EXERCISE DETAILS
Copy each of the entries below faithfully, setting aside any pictures.

(Stored data)
────────
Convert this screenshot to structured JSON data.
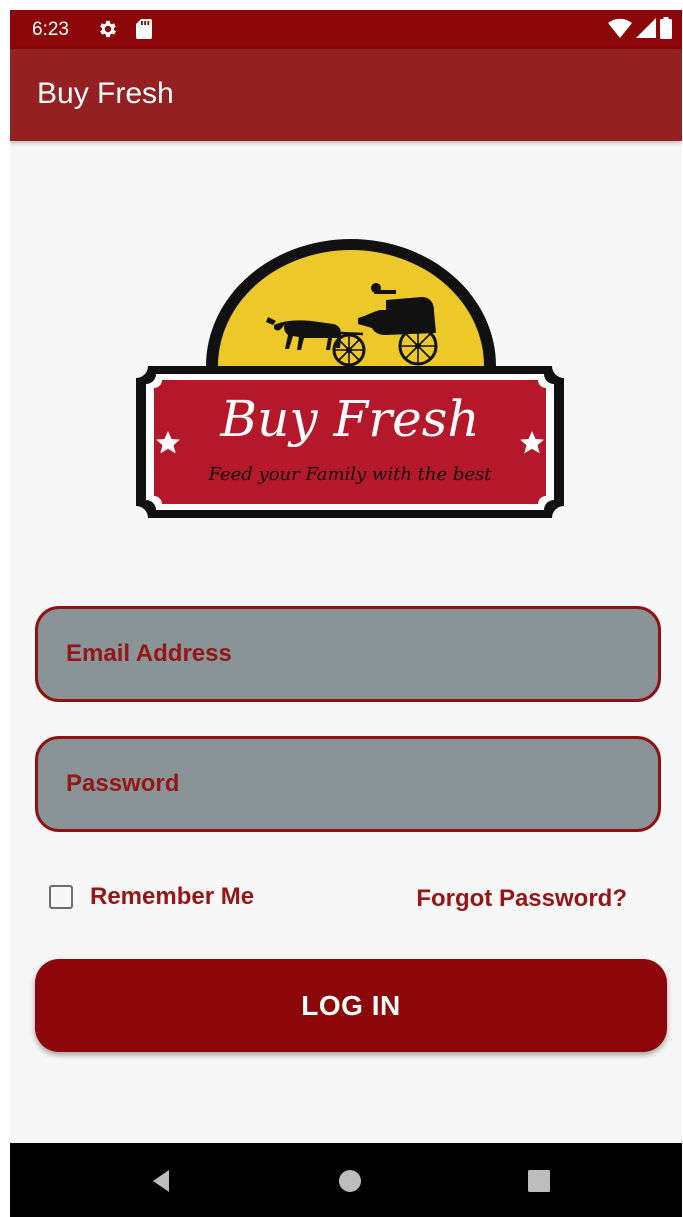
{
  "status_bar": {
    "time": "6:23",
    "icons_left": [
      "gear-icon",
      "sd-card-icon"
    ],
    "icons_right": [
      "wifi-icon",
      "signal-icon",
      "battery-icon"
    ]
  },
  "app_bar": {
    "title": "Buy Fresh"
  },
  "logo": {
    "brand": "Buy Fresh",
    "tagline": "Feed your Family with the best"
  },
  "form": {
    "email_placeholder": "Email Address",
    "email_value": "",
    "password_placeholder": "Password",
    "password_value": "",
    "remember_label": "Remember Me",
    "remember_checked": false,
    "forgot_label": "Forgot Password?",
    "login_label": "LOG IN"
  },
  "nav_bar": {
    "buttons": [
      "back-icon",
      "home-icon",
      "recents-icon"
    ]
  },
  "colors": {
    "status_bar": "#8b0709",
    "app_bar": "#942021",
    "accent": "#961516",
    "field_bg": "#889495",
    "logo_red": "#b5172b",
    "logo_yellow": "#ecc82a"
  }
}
────────
SOLVED PROBLEM
Convert this screenshot to structured JSON data.
{
  "status_bar": {
    "time": "6:23",
    "icons_left": [
      "gear-icon",
      "sd-card-icon"
    ],
    "icons_right": [
      "wifi-icon",
      "signal-icon",
      "battery-icon"
    ]
  },
  "app_bar": {
    "title": "Buy Fresh"
  },
  "logo": {
    "brand": "Buy Fresh",
    "tagline": "Feed your Family with the best"
  },
  "form": {
    "email_placeholder": "Email Address",
    "email_value": "",
    "password_placeholder": "Password",
    "password_value": "",
    "remember_label": "Remember Me",
    "remember_checked": false,
    "forgot_label": "Forgot Password?",
    "login_label": "LOG IN"
  },
  "nav_bar": {
    "buttons": [
      "back-icon",
      "home-icon",
      "recents-icon"
    ]
  },
  "colors": {
    "status_bar": "#8b0709",
    "app_bar": "#942021",
    "accent": "#961516",
    "field_bg": "#889495",
    "logo_red": "#b5172b",
    "logo_yellow": "#ecc82a"
  }
}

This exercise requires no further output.